Dataset items:
· · · · · · ·

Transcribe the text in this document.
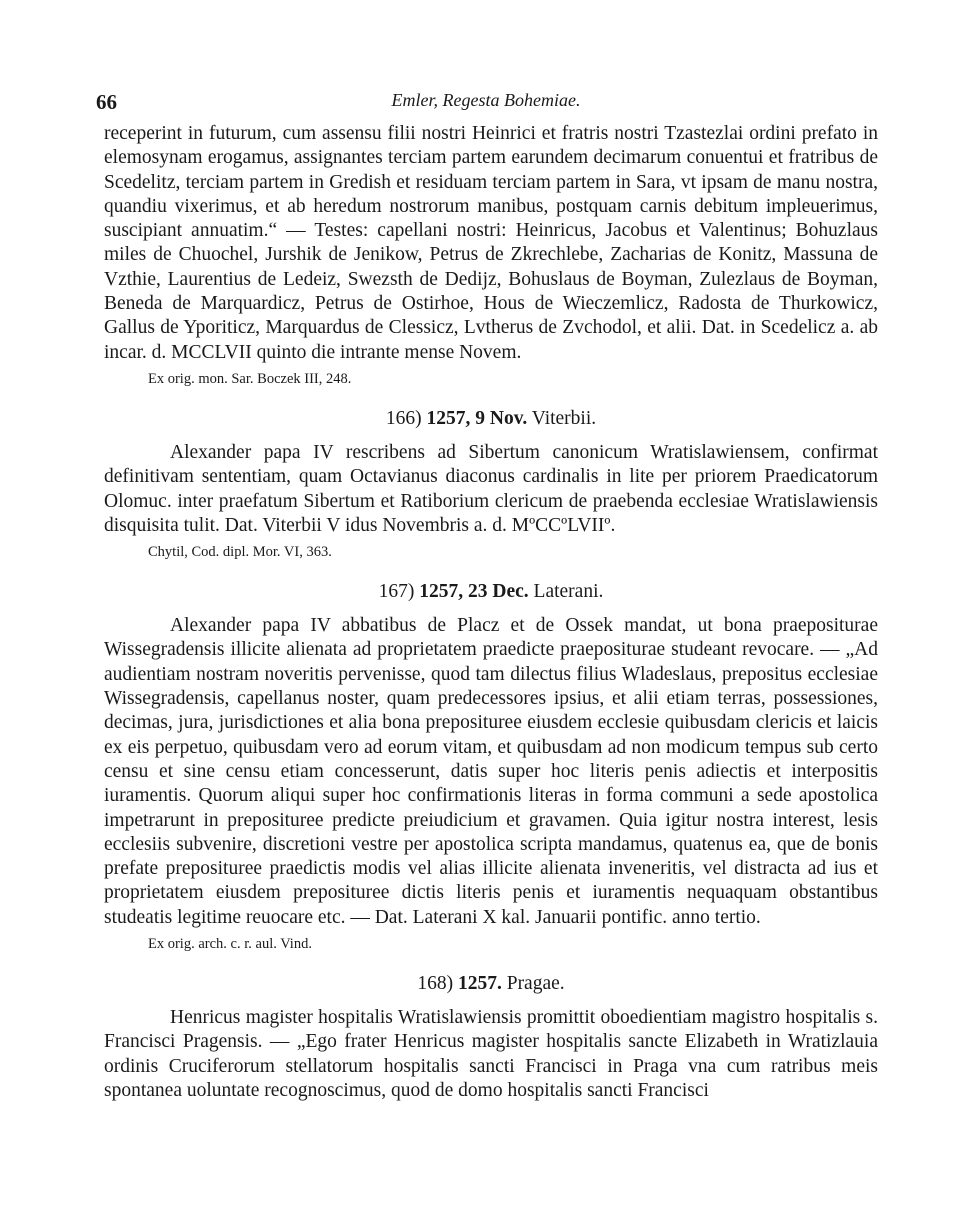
66	Emler, Regesta Bohemiae.

receperint in futurum, cum assensu filii nostri Heinrici et fratris nostri Tzastezlai ordini prefato in elemosynam erogamus, assignantes terciam partem earundem decimarum conuentui et fratribus de Scedelitz, terciam partem in Gredish et residuam terciam partem in Sara, vt ipsam de manu nostra, quandiu vixerimus, et ab heredum nostrorum manibus, postquam carnis debitum impleuerimus, suscipiant annuatim.“ — Testes: capellani nostri: Heinricus, Jacobus et Valentinus; Bohuzlaus miles de Chuochel, Jurshik de Jenikow, Petrus de Zkrechlebe, Zacharias de Konitz, Massuna de Vzthie, Laurentius de Ledeiz, Swezsth de Dedijz, Bohuslaus de Boyman, Zulezlaus de Boyman, Beneda de Marquardicz, Petrus de Ostirhoe, Hous de Wieczemlicz, Radosta de Thurkowicz, Gallus de Yporiticz, Marquardus de Clessicz, Lvtherus de Zvchodol, et alii. Dat. in Scedelicz a. ab incar. d. MCCLVII quinto die intrante mense Novem.

Ex orig. mon. Sar. Boczek III, 248.
166) 1257, 9 Nov. Viterbii.

Alexander papa IV rescribens ad Sibertum canonicum Wratislawiensem, confirmat definitivam sententiam, quam Octavianus diaconus cardinalis in lite per priorem Praedicatorum Olomuc. inter praefatum Sibertum et Ratiborium clericum de praebenda ecclesiae Wratislawiensis disquisita tulit. Dat. Viterbii V idus Novembris a. d. MºCCºLVIIº.

Chytil, Cod. dipl. Mor. VI, 363.
167) 1257, 23 Dec. Laterani.

Alexander papa IV abbatibus de Placz et de Ossek mandat, ut bona praepositurae Wissegradensis illicite alienata ad proprietatem praedicte praepositurae studeant revocare. — „Ad audientiam nostram noveritis pervenisse, quod tam dilectus filius Wladeslaus, prepositus ecclesiae Wissegradensis, capellanus noster, quam predecessores ipsius, et alii etiam terras, possessiones, decimas, jura, jurisdictiones et alia bona preposituree eiusdem ecclesie quibusdam clericis et laicis ex eis perpetuo, quibusdam vero ad eorum vitam, et quibusdam ad non modicum tempus sub certo censu et sine censu etiam concesserunt, datis super hoc literis penis adiectis et interpositis iuramentis. Quorum aliqui super hoc confirmationis literas in forma communi a sede apostolica impetrarunt in preposituree predicte preiudicium et gravamen. Quia igitur nostra interest, lesis ecclesiis subvenire, discretioni vestre per apostolica scripta mandamus, quatenus ea, que de bonis prefate preposituree praedictis modis vel alias illicite alienata inveneritis, vel distracta ad ius et proprietatem eiusdem preposituree dictis literis penis et iuramentis nequaquam obstantibus studeatis legitime reuocare etc. — Dat. Laterani X kal. Januarii pontific. anno tertio.

Ex orig. arch. c. r. aul. Vind.
168) 1257. Pragae.

Henricus magister hospitalis Wratislawiensis promittit oboedientiam magistro hospitalis s. Francisci Pragensis. — „Ego frater Henricus magister hospitalis sancte Elizabeth in Wratizlauia ordinis Cruciferorum stellatorum hospitalis sancti Francisci in Praga vna cum ratribus meis spontanea uoluntate recognoscimus, quod de domo hospitalis sancti Francisci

· · · · · · ·

Each entry above should be reproduced exactly, with the pictures removed.

Task answer:
Transcribe the text in this document.
66	Emler, Regesta Bohemiae.

receperint in futurum, cum assensu filii nostri Heinrici et fratris nostri Tzastezlai ordini prefato in elemosynam erogamus, assignantes terciam partem earundem decimarum conuentui et fratribus de Scedelitz, terciam partem in Gredish et residuam terciam partem in Sara, vt ipsam de manu nostra, quandiu vixerimus, et ab heredum nostrorum manibus, postquam carnis debitum impleuerimus, suscipiant annuatim.“ — Testes: capellani nostri: Heinricus, Jacobus et Valentinus; Bohuzlaus miles de Chuochel, Jurshik de Jenikow, Petrus de Zkrechlebe, Zacharias de Konitz, Massuna de Vzthie, Laurentius de Ledeiz, Swezsth de Dedijz, Bohuslaus de Boyman, Zulezlaus de Boyman, Beneda de Marquardicz, Petrus de Ostirhoe, Hous de Wieczemlicz, Radosta de Thurkowicz, Gallus de Yporiticz, Marquardus de Clessicz, Lvtherus de Zvchodol, et alii. Dat. in Scedelicz a. ab incar. d. MCCLVII quinto die intrante mense Novem.

Ex orig. mon. Sar. Boczek III, 248.
166) 1257, 9 Nov. Viterbii.

Alexander papa IV rescribens ad Sibertum canonicum Wratislawiensem, confirmat definitivam sententiam, quam Octavianus diaconus cardinalis in lite per priorem Praedicatorum Olomuc. inter praefatum Sibertum et Ratiborium clericum de praebenda ecclesiae Wratislawiensis disquisita tulit. Dat. Viterbii V idus Novembris a. d. MºCCºLVIIº.

Chytil, Cod. dipl. Mor. VI, 363.
167) 1257, 23 Dec. Laterani.

Alexander papa IV abbatibus de Placz et de Ossek mandat, ut bona praepositurae Wissegradensis illicite alienata ad proprietatem praedicte praepositurae studeant revocare. — „Ad audientiam nostram noveritis pervenisse, quod tam dilectus filius Wladeslaus, prepositus ecclesiae Wissegradensis, capellanus noster, quam predecessores ipsius, et alii etiam terras, possessiones, decimas, jura, jurisdictiones et alia bona preposituree eiusdem ecclesie quibusdam clericis et laicis ex eis perpetuo, quibusdam vero ad eorum vitam, et quibusdam ad non modicum tempus sub certo censu et sine censu etiam concesserunt, datis super hoc literis penis adiectis et interpositis iuramentis. Quorum aliqui super hoc confirmationis literas in forma communi a sede apostolica impetrarunt in preposituree predicte preiudicium et gravamen. Quia igitur nostra interest, lesis ecclesiis subvenire, discretioni vestre per apostolica scripta mandamus, quatenus ea, que de bonis prefate preposituree praedictis modis vel alias illicite alienata inveneritis, vel distracta ad ius et proprietatem eiusdem preposituree dictis literis penis et iuramentis nequaquam obstantibus studeatis legitime reuocare etc. — Dat. Laterani X kal. Januarii pontific. anno tertio.

Ex orig. arch. c. r. aul. Vind.
168) 1257. Pragae.

Henricus magister hospitalis Wratislawiensis promittit oboedientiam magistro hospitalis s. Francisci Pragensis. — „Ego frater Henricus magister hospitalis sancte Elizabeth in Wratizlauia ordinis Cruciferorum stellatorum hospitalis sancti Francisci in Praga vna cum ratribus meis spontanea uoluntate recognoscimus, quod de domo hospitalis sancti Francisci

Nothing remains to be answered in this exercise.